**Problem to solve**
Note each line of the listing that contains the string "Switching", and copy it.

**Records for the task**
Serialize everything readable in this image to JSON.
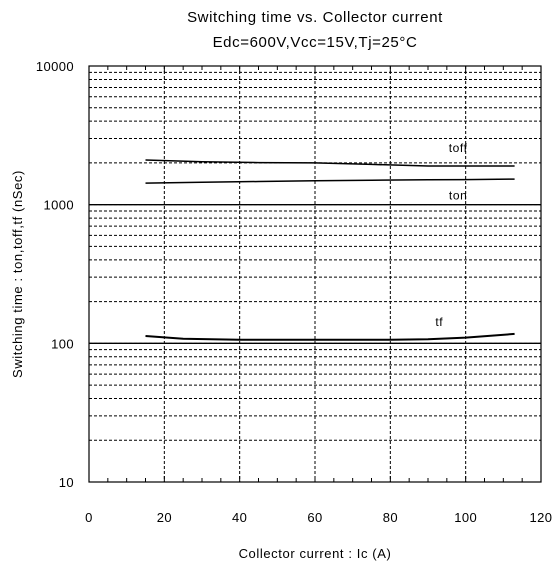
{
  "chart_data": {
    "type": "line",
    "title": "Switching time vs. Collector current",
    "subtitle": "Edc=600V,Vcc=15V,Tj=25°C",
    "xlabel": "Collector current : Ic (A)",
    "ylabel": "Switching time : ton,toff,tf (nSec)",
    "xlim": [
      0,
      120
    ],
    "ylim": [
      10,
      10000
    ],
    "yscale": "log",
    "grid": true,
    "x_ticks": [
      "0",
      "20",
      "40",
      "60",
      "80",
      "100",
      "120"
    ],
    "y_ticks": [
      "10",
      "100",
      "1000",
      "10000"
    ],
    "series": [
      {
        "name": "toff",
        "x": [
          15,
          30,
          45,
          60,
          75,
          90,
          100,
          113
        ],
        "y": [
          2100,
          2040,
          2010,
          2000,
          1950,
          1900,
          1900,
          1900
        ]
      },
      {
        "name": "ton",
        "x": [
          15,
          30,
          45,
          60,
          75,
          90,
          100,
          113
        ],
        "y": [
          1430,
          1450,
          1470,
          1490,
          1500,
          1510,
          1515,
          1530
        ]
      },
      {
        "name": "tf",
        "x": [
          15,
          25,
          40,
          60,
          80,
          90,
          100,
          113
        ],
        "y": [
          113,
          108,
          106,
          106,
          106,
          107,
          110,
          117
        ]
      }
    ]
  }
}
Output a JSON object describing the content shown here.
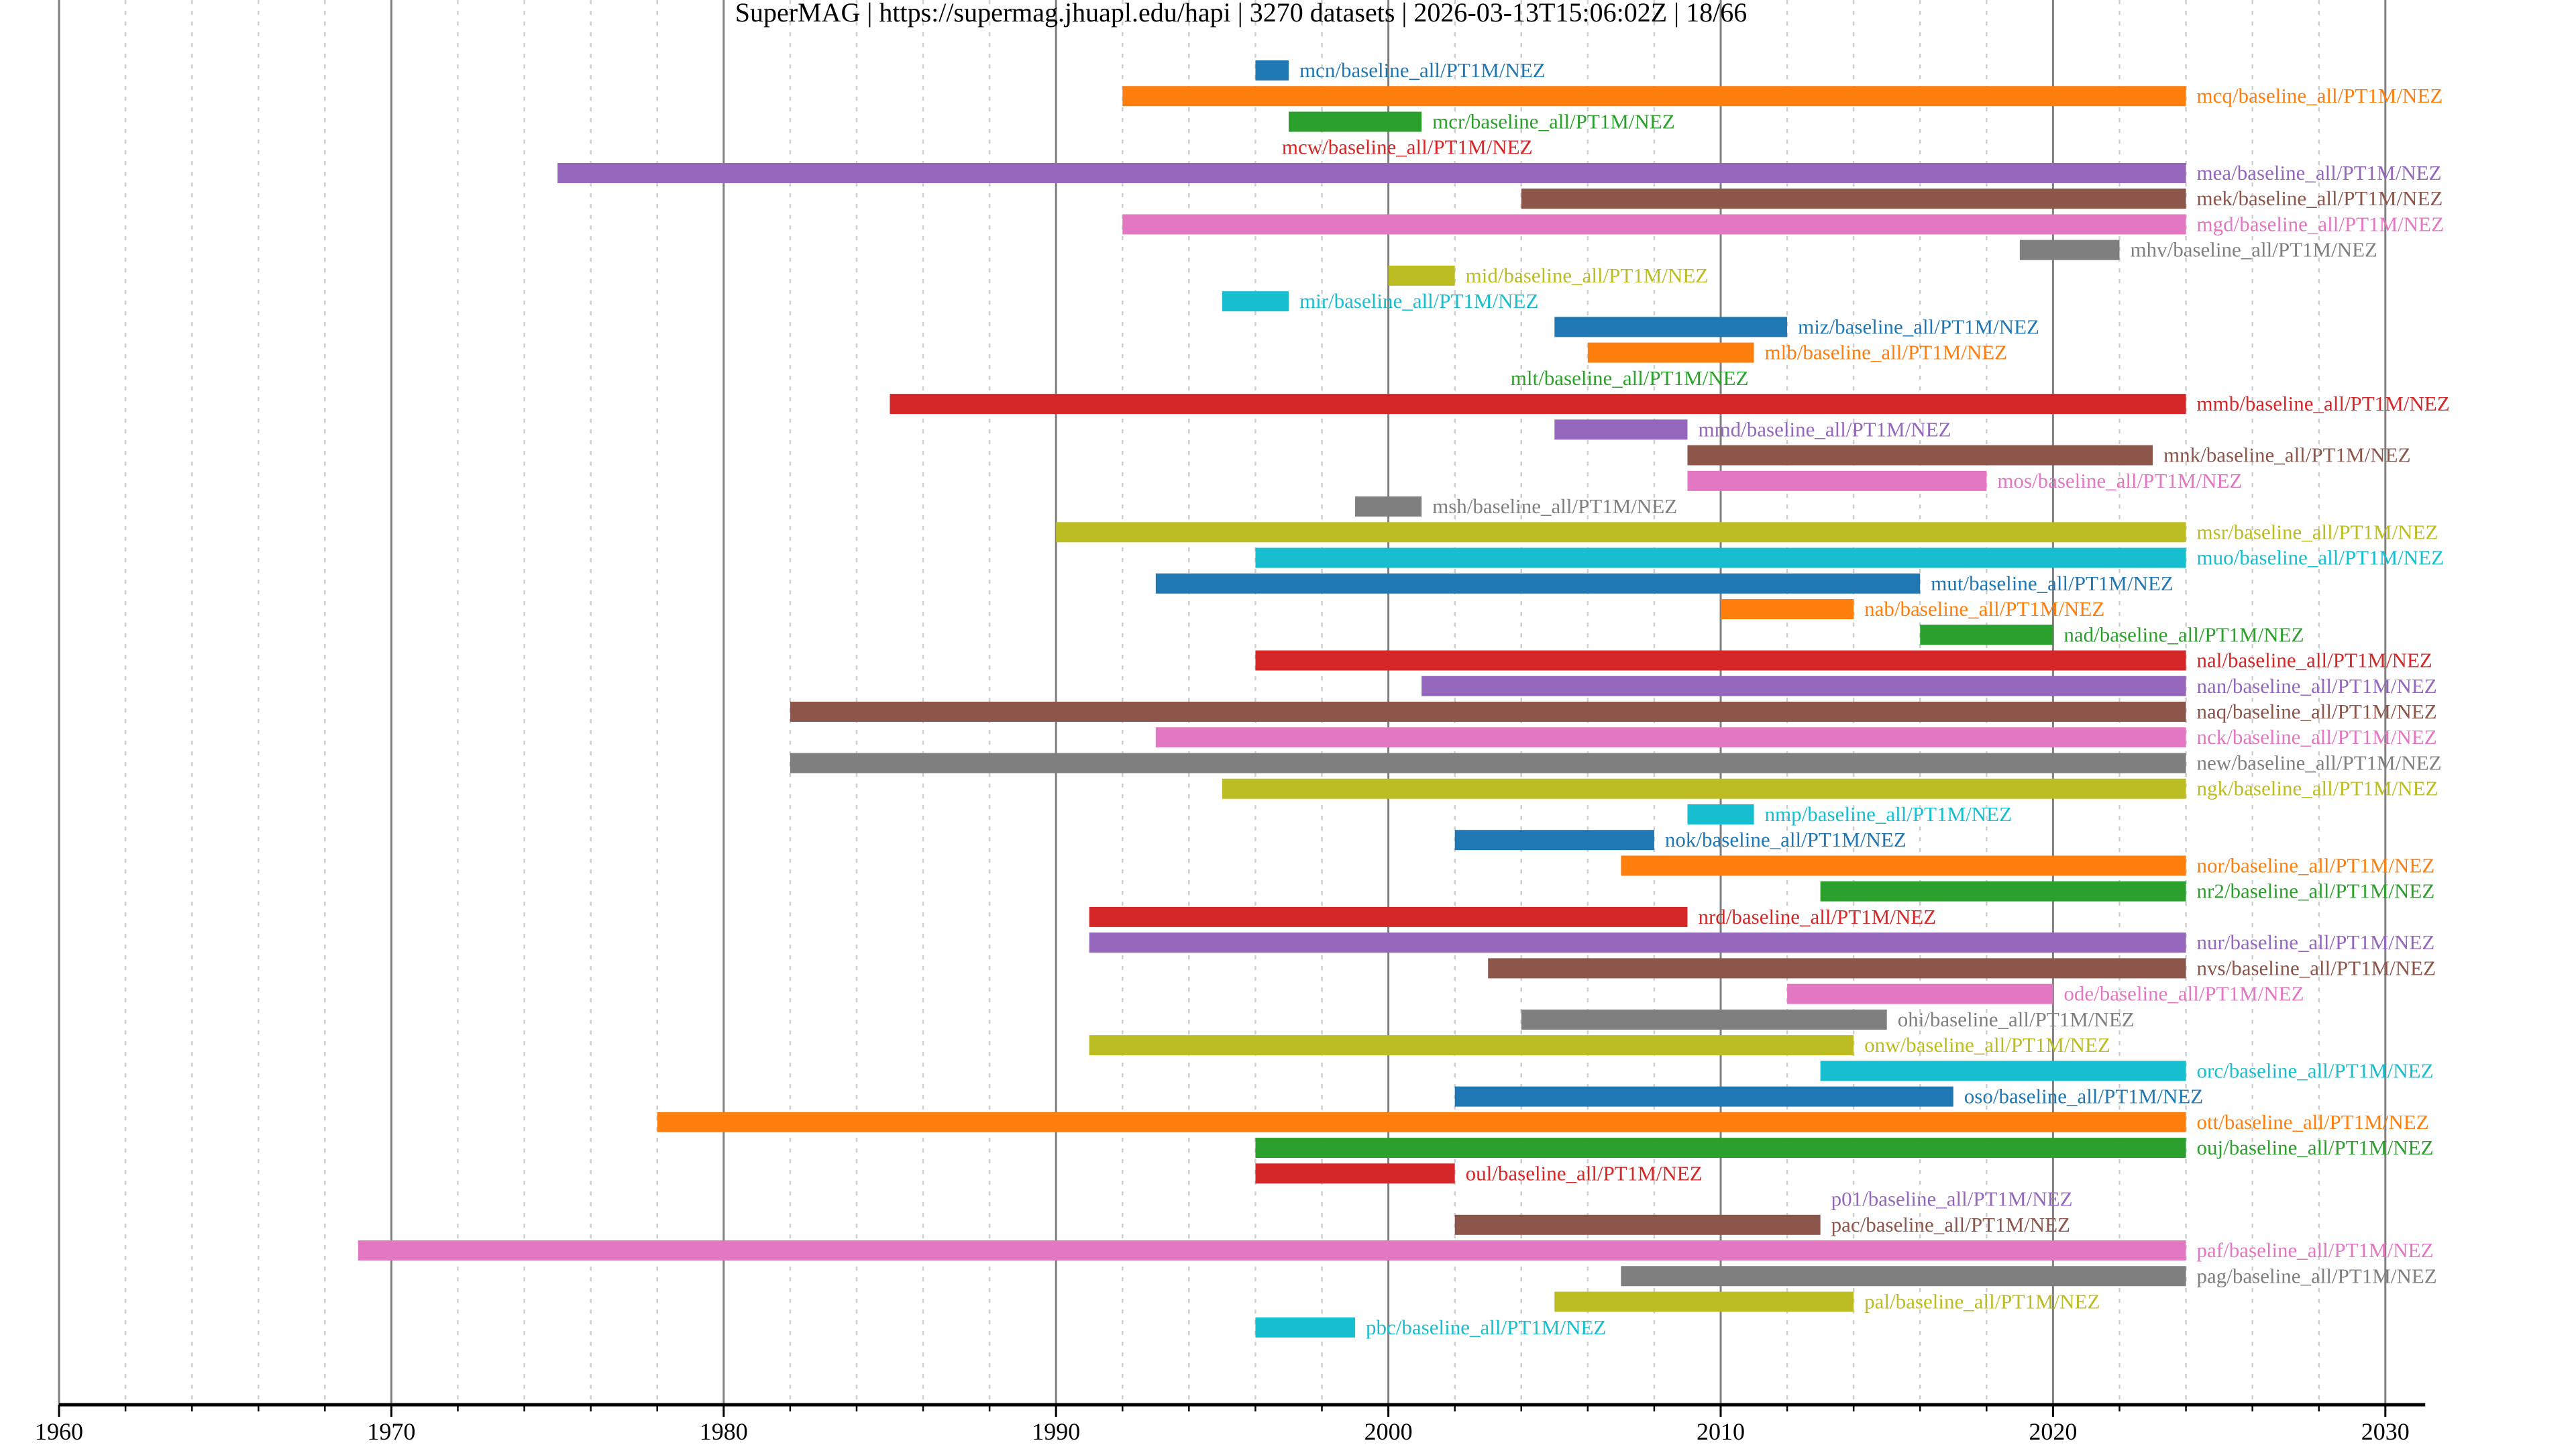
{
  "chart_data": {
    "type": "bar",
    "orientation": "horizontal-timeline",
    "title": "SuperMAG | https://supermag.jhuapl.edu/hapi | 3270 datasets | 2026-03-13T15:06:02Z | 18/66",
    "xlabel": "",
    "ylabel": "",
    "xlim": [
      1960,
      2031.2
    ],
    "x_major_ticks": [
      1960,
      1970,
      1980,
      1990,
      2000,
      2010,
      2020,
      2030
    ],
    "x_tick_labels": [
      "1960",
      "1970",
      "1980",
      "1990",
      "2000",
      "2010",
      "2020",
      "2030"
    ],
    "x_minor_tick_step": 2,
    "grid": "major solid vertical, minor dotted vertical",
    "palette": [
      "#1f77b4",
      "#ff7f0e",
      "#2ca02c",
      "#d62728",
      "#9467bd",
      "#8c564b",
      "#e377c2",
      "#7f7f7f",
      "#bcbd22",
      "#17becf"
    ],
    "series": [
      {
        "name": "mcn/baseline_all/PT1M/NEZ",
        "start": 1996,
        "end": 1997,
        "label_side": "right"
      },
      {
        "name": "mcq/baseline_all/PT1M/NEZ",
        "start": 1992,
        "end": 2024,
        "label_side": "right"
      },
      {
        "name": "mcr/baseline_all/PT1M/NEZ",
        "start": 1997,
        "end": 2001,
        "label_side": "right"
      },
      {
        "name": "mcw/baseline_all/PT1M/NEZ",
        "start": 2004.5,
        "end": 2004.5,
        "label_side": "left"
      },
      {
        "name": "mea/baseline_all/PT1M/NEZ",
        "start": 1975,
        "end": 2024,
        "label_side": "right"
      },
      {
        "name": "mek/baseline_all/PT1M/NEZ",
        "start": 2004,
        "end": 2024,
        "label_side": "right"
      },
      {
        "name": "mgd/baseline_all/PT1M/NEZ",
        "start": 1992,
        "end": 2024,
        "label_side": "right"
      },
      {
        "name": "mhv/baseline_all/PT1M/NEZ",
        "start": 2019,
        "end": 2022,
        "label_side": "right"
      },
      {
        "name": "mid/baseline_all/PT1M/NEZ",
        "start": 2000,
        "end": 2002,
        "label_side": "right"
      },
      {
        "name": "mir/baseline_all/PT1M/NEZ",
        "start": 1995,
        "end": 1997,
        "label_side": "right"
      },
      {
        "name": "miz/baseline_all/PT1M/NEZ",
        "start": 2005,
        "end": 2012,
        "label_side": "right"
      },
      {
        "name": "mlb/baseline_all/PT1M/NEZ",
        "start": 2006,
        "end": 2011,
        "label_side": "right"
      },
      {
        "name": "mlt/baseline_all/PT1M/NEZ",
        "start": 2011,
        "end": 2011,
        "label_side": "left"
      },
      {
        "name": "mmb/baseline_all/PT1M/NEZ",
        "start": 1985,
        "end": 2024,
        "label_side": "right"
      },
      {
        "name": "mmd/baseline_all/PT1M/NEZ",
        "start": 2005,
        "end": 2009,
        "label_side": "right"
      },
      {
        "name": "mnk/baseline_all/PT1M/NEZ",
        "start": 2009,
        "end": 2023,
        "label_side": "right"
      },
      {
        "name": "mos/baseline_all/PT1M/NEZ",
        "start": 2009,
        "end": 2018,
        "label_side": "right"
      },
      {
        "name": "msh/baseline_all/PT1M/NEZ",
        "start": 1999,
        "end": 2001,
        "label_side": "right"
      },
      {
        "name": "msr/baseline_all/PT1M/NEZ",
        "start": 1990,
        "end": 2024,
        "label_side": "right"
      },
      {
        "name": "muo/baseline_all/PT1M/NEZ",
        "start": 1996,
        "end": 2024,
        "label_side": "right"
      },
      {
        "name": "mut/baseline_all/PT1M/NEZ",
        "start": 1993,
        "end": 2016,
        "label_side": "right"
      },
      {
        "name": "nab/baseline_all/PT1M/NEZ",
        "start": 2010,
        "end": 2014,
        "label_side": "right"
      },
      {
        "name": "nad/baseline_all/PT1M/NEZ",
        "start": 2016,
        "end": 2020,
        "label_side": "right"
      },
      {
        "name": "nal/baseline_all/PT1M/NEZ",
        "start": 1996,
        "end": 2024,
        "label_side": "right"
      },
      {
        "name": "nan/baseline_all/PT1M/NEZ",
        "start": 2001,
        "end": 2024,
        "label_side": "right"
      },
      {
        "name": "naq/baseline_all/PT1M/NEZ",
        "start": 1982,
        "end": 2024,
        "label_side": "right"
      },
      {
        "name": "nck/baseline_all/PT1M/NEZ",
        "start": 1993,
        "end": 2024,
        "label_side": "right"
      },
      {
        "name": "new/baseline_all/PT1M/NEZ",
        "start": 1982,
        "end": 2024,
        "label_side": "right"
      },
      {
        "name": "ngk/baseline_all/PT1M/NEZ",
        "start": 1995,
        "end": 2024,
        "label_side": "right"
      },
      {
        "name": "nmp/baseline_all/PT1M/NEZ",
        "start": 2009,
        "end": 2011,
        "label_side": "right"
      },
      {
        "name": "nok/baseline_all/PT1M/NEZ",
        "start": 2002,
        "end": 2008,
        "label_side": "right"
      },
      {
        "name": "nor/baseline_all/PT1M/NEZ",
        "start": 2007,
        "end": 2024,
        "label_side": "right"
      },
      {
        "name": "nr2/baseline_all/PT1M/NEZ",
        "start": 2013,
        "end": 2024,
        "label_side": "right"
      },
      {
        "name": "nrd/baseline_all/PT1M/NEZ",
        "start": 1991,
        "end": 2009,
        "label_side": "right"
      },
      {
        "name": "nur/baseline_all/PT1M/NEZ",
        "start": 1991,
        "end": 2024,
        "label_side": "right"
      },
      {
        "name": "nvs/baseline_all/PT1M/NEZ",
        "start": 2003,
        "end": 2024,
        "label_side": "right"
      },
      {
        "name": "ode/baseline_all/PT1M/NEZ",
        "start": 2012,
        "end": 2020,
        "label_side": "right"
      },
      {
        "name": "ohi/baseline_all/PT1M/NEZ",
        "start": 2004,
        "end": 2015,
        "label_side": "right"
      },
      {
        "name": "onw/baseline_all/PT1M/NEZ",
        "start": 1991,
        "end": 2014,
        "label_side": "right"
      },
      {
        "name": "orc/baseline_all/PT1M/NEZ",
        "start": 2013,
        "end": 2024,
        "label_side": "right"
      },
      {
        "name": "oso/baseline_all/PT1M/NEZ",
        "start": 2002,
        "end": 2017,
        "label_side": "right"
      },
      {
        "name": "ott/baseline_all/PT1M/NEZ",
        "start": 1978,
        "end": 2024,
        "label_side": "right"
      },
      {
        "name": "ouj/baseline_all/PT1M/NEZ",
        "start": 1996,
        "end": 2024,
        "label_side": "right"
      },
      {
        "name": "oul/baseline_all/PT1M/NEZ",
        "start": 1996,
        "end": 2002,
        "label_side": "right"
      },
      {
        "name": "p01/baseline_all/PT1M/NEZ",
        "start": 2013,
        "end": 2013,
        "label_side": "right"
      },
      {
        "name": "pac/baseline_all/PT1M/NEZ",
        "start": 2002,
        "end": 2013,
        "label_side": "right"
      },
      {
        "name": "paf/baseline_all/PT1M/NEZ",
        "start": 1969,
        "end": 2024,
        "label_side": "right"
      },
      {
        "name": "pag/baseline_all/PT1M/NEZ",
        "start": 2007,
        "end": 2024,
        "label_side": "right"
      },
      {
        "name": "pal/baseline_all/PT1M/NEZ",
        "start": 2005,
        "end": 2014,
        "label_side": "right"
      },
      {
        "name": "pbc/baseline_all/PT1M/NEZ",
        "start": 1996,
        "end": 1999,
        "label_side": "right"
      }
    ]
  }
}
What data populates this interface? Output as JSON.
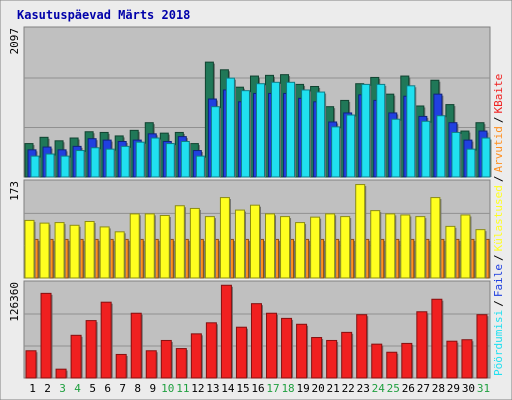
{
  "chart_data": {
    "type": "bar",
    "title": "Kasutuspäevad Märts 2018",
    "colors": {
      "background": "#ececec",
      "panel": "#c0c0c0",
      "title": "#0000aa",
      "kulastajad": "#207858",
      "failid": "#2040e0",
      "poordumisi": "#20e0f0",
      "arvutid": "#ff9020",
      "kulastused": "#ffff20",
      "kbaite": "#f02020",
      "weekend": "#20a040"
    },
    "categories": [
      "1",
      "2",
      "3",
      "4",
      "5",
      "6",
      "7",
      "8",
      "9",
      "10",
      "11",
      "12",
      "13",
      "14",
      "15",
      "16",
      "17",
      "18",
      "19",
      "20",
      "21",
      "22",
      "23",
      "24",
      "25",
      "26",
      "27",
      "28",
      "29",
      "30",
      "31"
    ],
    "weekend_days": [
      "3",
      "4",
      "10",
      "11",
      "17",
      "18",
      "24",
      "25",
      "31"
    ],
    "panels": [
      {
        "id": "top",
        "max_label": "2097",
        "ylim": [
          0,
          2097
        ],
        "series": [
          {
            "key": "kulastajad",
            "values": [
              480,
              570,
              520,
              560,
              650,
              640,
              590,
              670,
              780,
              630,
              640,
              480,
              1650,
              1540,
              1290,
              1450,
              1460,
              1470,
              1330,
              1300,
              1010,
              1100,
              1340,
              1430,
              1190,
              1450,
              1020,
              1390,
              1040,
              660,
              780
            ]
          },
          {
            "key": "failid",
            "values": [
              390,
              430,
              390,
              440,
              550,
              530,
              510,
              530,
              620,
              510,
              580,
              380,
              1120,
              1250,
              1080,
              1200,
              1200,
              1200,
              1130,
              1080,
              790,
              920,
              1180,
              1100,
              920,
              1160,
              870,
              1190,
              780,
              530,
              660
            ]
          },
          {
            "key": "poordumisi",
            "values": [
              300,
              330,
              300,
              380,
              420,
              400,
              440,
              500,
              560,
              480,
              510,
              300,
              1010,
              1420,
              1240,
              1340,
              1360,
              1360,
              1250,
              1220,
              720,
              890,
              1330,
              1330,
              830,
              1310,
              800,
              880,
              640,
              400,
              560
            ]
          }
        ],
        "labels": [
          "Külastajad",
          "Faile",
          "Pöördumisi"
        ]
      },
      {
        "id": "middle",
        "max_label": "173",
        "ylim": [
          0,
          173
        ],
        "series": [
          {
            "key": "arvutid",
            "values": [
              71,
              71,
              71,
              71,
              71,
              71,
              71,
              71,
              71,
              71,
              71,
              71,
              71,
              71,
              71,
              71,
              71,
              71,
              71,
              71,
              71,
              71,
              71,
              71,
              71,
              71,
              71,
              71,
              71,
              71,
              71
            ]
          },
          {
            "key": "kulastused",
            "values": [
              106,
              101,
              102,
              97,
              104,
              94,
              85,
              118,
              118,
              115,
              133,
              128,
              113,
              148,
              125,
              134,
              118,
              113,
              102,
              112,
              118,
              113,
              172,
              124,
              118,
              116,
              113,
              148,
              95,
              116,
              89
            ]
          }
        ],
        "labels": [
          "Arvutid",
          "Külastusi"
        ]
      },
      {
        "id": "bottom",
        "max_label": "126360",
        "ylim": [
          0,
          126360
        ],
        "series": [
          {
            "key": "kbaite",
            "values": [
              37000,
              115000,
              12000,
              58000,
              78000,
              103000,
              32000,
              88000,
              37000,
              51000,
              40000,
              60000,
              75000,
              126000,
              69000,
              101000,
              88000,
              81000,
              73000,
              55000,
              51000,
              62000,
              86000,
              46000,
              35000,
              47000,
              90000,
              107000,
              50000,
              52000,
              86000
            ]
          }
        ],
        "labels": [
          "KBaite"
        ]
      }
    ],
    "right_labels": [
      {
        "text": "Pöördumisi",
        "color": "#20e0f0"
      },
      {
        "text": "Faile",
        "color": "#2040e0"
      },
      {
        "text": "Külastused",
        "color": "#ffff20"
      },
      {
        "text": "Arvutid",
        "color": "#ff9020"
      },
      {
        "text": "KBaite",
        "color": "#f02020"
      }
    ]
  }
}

**Exercise result**
    "title": "Switching time vs. Collector current",
    "ylabel": "Switching time : ton,toff,tf (nSec)",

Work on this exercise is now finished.